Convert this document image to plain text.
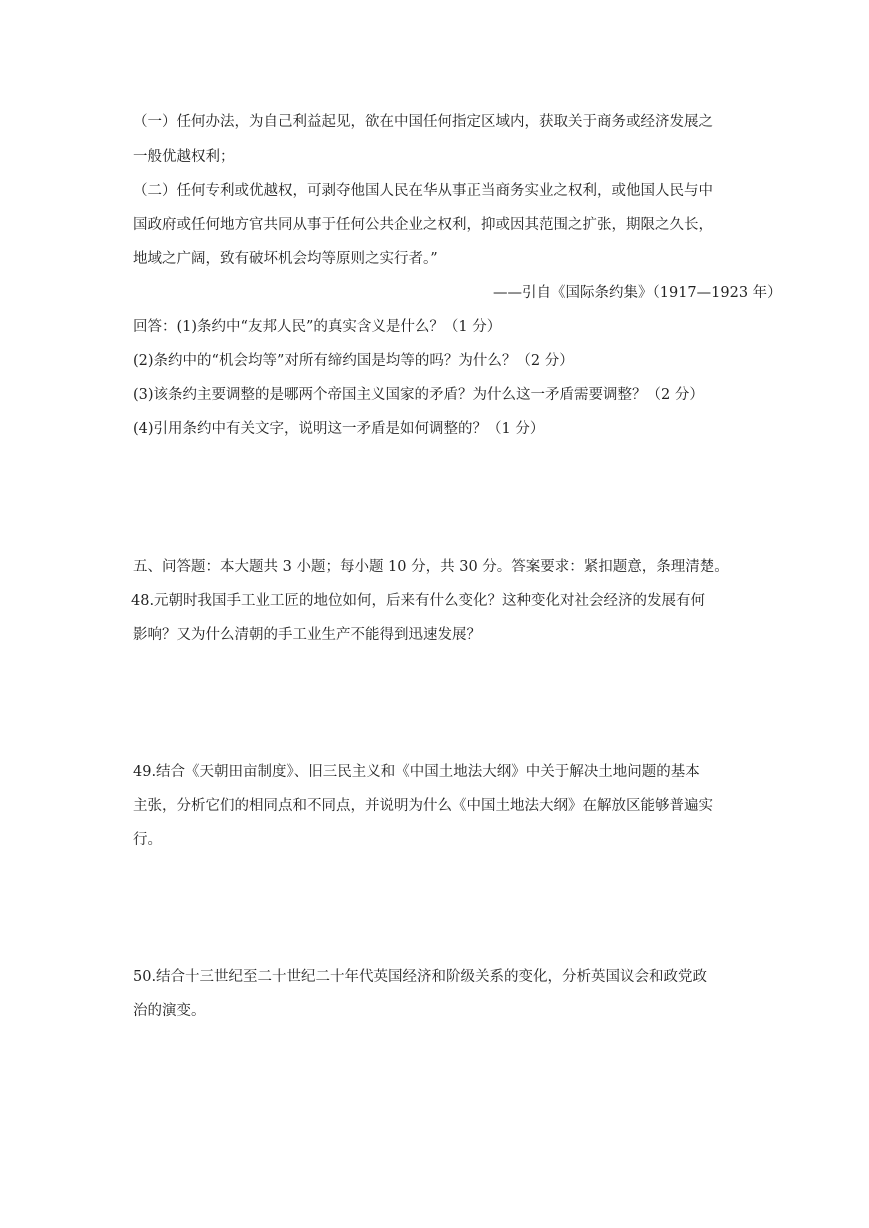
（一）任何办法，为自己利益起见，欲在中国任何指定区域内，获取关于商务或经济发展之
一般优越权利；
（二）任何专利或优越权，可剥夺他国人民在华从事正当商务实业之权利，或他国人民与中
国政府或任何地方官共同从事于任何公共企业之权利，抑或因其范围之扩张，期限之久长，
地域之广阔，致有破坏机会均等原则之实行者。”
——引自《国际条约集》（1917—1923 年）
回答：(1)条约中“友邦人民”的真实含义是什么？（1 分）
(2)条约中的“机会均等”对所有缔约国是均等的吗？为什么？（2 分）
(3)该条约主要调整的是哪两个帝国主义国家的矛盾？为什么这一矛盾需要调整？（2 分）
(4)引用条约中有关文字，说明这一矛盾是如何调整的？（1 分）
五、问答题：本大题共 3 小题；每小题 10 分，共 30 分。答案要求：紧扣题意，条理清楚。
48.元朝时我国手工业工匠的地位如何，后来有什么变化？这种变化对社会经济的发展有何
影响？又为什么清朝的手工业生产不能得到迅速发展？
49.结合《天朝田亩制度》、旧三民主义和《中国土地法大纲》中关于解决土地问题的基本
主张，分析它们的相同点和不同点，并说明为什么《中国土地法大纲》在解放区能够普遍实
行。
50.结合十三世纪至二十世纪二十年代英国经济和阶级关系的变化，分析英国议会和政党政
治的演变。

******

◆ What the exercise asks
All entries are to be retyped exactly. Omit any embedded images.

◆ Complete response
Convert this document image to plain text.
（一）任何办法，为自己利益起见，欲在中国任何指定区域内，获取关于商务或经济发展之
一般优越权利；
（二）任何专利或优越权，可剥夺他国人民在华从事正当商务实业之权利，或他国人民与中
国政府或任何地方官共同从事于任何公共企业之权利，抑或因其范围之扩张，期限之久长，
地域之广阔，致有破坏机会均等原则之实行者。”
——引自《国际条约集》（1917—1923 年）
回答：(1)条约中“友邦人民”的真实含义是什么？（1 分）
(2)条约中的“机会均等”对所有缔约国是均等的吗？为什么？（2 分）
(3)该条约主要调整的是哪两个帝国主义国家的矛盾？为什么这一矛盾需要调整？（2 分）
(4)引用条约中有关文字，说明这一矛盾是如何调整的？（1 分）
五、问答题：本大题共 3 小题；每小题 10 分，共 30 分。答案要求：紧扣题意，条理清楚。
48.元朝时我国手工业工匠的地位如何，后来有什么变化？这种变化对社会经济的发展有何
影响？又为什么清朝的手工业生产不能得到迅速发展？
49.结合《天朝田亩制度》、旧三民主义和《中国土地法大纲》中关于解决土地问题的基本
主张，分析它们的相同点和不同点，并说明为什么《中国土地法大纲》在解放区能够普遍实
行。
50.结合十三世纪至二十世纪二十年代英国经济和阶级关系的变化，分析英国议会和政党政
治的演变。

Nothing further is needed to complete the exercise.